■ **INFORMATION SHOWN**
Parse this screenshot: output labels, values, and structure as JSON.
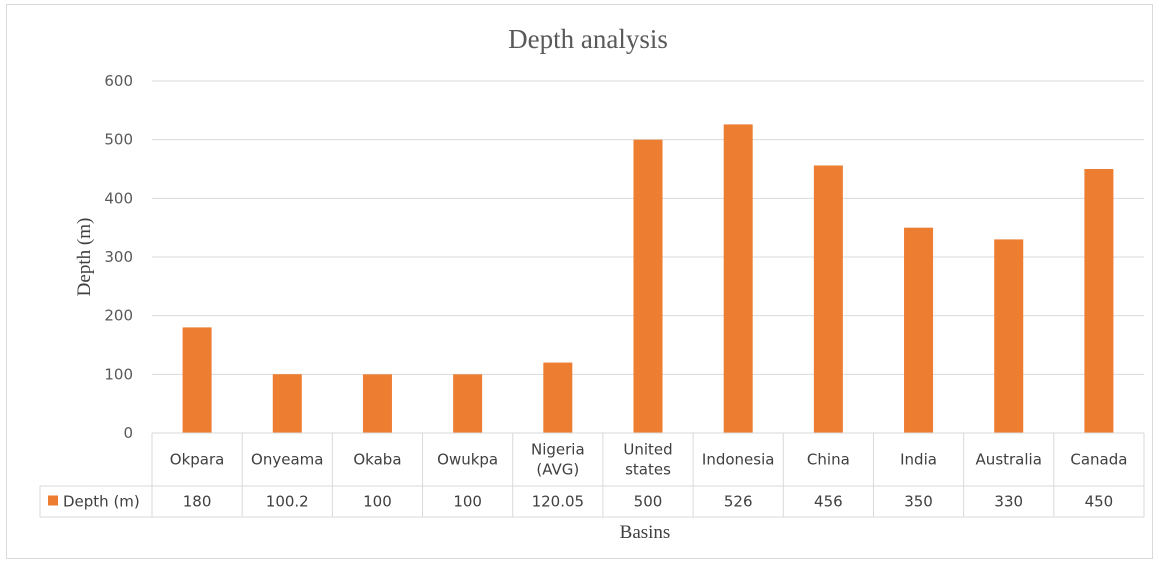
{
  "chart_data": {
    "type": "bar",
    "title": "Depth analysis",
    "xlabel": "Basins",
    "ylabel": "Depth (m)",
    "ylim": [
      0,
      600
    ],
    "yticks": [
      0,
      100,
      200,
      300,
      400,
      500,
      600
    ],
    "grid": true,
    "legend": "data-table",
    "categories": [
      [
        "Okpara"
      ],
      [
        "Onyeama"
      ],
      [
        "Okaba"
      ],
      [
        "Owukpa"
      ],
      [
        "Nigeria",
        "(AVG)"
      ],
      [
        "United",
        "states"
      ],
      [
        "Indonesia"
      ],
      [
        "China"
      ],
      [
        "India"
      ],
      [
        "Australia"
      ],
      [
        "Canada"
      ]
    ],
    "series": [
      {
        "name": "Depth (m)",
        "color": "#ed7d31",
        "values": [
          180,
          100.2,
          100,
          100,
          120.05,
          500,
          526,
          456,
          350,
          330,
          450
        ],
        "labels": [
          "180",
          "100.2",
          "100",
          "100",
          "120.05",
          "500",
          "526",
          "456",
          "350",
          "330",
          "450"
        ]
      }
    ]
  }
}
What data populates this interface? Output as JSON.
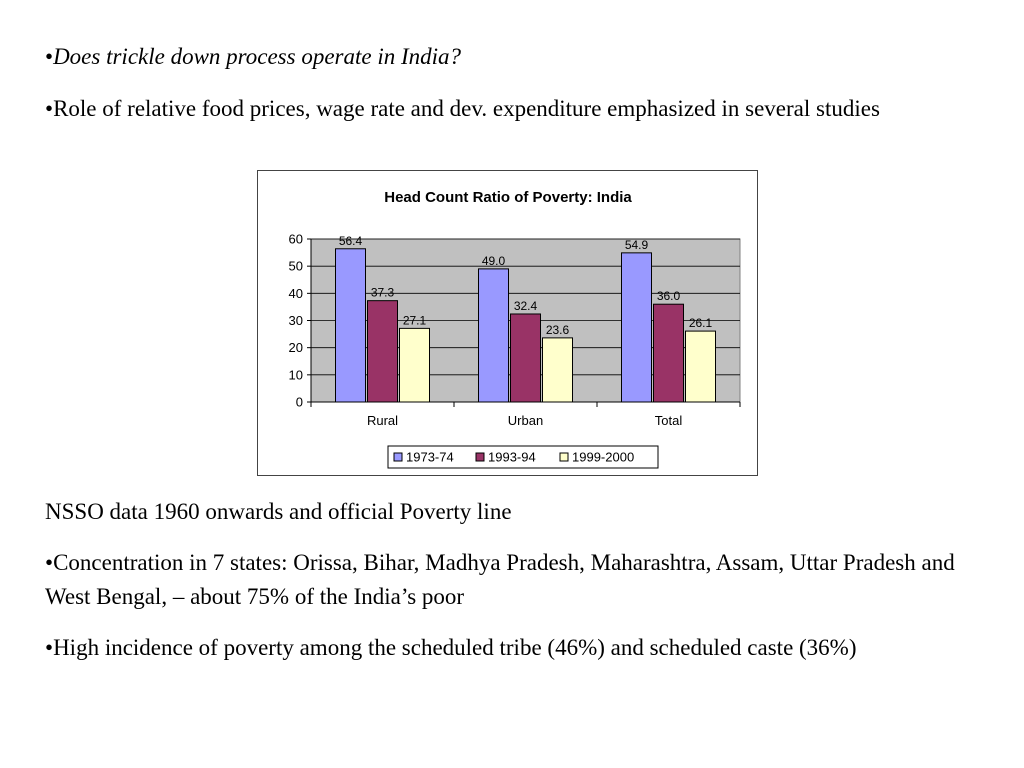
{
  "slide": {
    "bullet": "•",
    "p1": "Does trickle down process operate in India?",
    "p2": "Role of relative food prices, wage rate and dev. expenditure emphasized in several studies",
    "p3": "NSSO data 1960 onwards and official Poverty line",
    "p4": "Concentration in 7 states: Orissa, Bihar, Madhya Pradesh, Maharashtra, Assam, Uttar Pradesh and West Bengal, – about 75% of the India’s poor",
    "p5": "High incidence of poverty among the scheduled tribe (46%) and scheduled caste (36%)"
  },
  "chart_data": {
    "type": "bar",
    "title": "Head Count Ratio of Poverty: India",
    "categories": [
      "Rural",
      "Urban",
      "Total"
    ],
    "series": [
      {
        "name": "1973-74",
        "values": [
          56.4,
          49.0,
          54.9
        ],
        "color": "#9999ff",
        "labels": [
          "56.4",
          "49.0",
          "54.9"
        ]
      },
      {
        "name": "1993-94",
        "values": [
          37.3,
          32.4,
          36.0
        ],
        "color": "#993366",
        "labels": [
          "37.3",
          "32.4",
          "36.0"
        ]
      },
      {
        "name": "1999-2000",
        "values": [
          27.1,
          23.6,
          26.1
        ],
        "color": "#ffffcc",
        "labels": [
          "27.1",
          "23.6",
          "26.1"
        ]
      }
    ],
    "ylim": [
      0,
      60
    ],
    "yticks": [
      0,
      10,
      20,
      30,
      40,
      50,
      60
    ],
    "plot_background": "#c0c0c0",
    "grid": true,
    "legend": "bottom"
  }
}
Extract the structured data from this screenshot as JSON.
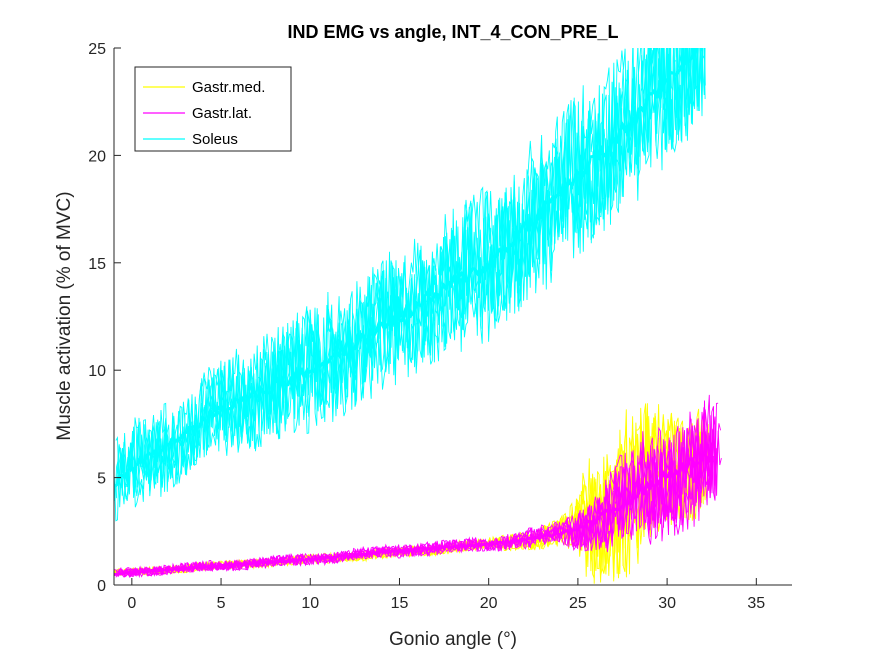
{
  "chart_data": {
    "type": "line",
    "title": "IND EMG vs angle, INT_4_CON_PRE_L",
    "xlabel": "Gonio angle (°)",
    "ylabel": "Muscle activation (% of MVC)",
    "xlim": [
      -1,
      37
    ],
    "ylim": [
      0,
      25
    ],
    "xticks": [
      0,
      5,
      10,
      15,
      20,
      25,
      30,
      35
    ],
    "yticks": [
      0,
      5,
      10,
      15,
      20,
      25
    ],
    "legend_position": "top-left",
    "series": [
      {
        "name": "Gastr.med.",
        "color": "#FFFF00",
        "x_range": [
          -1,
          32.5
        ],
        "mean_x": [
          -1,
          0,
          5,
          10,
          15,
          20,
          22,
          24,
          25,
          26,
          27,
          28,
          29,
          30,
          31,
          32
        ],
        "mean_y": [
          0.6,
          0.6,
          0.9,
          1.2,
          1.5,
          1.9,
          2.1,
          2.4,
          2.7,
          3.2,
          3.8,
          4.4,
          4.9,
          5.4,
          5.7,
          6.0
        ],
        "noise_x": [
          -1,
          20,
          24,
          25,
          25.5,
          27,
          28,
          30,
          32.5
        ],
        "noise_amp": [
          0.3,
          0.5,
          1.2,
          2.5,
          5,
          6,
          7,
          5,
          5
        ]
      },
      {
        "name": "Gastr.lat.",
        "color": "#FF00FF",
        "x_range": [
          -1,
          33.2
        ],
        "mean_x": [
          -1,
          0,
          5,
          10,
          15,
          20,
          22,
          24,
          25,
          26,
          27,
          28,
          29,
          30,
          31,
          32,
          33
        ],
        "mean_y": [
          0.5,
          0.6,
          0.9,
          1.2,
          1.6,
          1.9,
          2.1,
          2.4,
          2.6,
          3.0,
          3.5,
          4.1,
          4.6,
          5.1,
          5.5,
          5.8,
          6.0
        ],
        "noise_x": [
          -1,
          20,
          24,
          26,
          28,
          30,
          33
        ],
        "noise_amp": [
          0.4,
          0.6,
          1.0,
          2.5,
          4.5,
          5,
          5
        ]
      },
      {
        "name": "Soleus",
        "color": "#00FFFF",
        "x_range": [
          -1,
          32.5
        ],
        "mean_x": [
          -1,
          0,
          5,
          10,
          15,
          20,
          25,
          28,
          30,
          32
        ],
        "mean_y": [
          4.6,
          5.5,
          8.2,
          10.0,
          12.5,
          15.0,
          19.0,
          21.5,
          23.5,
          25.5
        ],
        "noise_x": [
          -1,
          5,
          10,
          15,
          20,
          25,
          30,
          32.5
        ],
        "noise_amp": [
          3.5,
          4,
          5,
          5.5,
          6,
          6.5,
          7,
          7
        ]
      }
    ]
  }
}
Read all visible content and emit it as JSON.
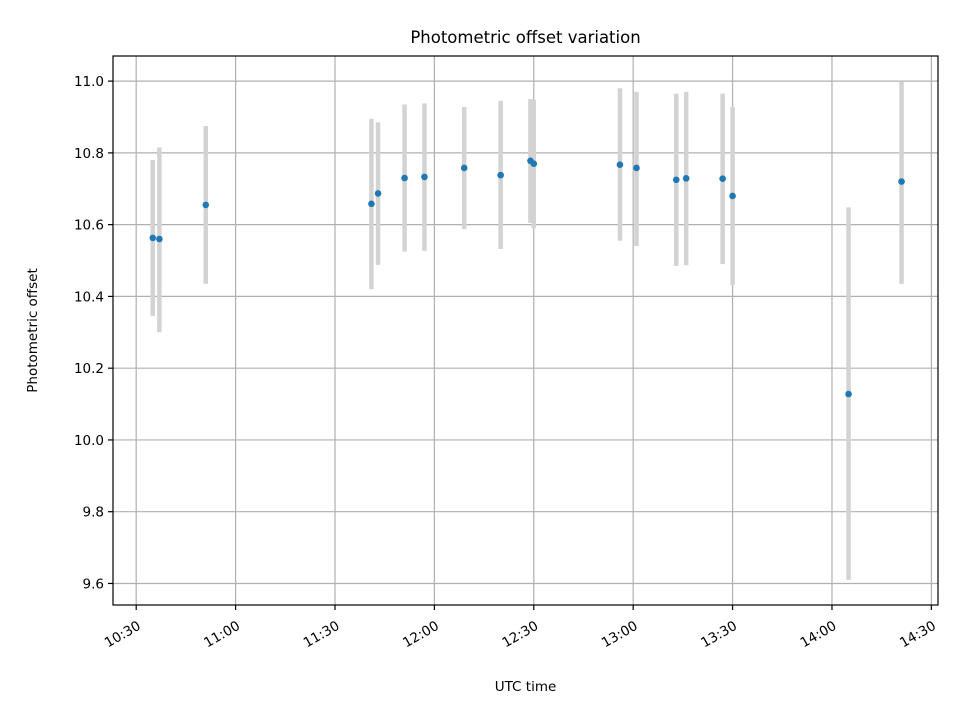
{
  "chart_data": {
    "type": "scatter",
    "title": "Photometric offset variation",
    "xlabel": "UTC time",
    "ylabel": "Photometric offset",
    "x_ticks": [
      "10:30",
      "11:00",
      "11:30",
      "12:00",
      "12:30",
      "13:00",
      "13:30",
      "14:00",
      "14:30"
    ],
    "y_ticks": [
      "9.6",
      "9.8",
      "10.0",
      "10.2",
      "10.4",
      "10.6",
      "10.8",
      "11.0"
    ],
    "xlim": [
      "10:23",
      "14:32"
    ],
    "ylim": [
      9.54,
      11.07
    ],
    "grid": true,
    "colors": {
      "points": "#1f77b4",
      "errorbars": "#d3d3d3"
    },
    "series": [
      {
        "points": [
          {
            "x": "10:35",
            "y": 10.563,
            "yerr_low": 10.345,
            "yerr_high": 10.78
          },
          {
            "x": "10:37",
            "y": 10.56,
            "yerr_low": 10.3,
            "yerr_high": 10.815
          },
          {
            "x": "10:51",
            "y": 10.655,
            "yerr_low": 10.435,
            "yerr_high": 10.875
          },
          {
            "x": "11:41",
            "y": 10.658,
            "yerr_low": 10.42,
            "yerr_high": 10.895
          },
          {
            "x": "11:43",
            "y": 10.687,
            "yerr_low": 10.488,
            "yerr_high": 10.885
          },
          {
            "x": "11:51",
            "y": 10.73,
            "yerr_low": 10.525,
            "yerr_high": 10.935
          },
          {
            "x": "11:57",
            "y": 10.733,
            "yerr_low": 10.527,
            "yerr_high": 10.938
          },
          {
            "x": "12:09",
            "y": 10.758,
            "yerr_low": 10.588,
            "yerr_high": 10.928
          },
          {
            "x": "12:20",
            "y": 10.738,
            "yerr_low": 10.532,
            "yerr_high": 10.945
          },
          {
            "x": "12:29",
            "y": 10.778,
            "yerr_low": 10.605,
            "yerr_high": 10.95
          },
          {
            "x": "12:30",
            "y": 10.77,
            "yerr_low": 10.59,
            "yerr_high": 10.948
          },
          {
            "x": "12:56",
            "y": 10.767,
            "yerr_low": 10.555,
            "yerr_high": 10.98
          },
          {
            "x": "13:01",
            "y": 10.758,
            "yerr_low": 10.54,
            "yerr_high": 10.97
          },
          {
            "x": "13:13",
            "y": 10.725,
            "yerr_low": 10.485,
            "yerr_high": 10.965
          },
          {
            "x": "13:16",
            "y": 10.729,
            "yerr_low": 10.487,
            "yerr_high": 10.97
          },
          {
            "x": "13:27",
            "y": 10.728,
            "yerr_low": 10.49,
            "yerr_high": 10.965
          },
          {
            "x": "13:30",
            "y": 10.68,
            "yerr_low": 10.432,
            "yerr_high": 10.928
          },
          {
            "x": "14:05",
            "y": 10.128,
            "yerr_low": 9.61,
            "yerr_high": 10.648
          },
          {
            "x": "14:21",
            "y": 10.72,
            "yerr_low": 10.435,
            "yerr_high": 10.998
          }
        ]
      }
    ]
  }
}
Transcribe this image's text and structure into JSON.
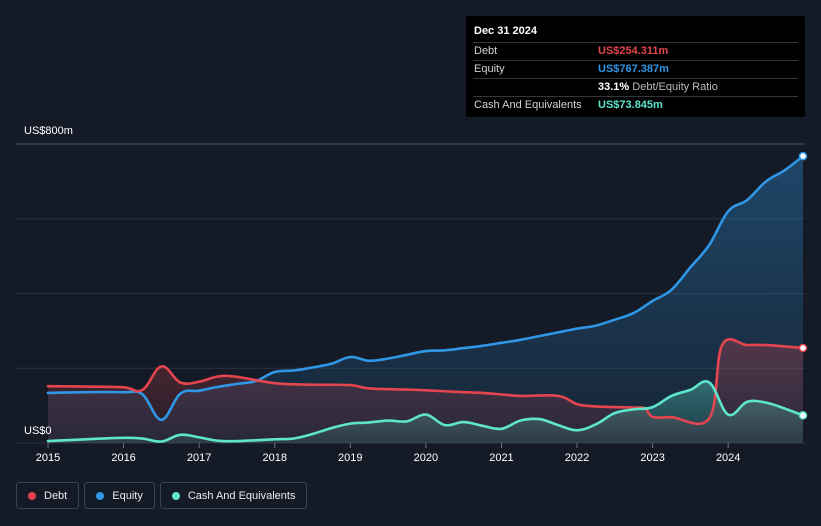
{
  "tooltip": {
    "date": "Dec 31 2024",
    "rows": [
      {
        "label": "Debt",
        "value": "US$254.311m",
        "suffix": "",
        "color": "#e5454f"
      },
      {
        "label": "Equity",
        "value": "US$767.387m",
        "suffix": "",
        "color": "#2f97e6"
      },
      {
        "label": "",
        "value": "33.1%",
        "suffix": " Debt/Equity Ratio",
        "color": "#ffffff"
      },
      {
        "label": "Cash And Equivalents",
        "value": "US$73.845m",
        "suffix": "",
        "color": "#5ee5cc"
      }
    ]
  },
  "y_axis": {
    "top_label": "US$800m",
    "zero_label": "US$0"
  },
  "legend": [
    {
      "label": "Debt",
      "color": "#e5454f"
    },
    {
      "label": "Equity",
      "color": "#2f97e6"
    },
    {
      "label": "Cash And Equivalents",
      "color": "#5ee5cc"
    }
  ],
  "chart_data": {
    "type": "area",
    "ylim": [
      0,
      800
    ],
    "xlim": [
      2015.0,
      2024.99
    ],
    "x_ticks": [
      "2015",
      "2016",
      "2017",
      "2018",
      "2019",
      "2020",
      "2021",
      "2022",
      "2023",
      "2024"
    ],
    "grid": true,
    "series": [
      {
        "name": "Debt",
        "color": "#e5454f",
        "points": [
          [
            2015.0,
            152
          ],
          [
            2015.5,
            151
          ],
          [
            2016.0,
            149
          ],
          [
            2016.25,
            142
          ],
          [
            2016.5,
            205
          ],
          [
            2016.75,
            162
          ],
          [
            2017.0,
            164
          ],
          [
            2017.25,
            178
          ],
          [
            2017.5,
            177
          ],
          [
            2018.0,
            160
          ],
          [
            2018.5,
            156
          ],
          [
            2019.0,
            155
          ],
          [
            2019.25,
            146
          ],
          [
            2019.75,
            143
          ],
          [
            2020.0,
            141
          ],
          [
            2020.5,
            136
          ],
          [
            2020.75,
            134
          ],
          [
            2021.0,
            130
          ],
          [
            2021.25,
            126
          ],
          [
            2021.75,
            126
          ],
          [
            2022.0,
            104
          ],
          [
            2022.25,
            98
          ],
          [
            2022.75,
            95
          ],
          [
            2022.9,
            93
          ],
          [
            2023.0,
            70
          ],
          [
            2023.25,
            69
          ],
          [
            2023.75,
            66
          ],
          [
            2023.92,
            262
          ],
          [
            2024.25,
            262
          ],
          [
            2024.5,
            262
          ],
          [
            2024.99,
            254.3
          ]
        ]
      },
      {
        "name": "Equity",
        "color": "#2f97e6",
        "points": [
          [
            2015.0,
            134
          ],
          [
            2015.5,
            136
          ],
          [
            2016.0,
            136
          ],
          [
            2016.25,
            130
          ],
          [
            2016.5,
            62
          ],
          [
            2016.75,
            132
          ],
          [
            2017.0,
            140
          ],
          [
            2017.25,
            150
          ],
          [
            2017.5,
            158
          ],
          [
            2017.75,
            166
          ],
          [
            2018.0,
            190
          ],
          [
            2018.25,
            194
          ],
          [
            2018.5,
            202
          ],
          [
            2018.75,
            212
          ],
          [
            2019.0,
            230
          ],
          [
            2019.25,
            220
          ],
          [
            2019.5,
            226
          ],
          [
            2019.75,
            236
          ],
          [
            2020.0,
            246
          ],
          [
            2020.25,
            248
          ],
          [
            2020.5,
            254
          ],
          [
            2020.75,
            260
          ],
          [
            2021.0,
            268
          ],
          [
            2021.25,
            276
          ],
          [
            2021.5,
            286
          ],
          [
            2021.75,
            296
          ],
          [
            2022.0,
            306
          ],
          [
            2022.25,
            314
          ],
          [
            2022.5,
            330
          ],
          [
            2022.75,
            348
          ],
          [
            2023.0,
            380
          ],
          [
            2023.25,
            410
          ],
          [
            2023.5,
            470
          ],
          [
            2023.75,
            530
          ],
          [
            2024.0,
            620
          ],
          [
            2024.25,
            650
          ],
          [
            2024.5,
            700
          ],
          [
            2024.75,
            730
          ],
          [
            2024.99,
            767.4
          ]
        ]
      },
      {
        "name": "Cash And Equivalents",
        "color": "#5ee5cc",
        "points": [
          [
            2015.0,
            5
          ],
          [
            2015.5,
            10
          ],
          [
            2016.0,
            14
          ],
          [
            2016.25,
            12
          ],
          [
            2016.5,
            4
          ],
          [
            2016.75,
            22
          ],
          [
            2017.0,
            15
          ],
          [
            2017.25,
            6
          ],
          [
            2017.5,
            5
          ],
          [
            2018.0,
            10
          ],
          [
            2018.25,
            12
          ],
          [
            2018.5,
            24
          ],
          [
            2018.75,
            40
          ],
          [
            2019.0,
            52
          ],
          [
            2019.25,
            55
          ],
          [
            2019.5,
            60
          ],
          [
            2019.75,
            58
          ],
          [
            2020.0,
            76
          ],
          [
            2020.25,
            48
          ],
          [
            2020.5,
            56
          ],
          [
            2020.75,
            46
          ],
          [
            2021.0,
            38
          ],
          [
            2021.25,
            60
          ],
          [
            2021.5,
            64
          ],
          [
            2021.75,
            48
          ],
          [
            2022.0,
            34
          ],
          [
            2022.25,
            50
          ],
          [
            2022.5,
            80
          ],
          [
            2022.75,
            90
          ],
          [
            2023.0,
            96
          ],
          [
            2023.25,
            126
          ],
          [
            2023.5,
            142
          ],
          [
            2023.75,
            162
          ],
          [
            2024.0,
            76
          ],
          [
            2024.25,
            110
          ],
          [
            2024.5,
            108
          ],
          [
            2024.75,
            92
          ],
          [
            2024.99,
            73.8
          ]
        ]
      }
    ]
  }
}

■ **GOAL OF THE EXERCISE**
Copy all lines of the material above where the string "xlabel" occurs.

■ **EXERCISE RESULT**
    "xlabel": "Basins",
    "xlabel": "Gonio angle (°)",
    "xlabel": "UTC time",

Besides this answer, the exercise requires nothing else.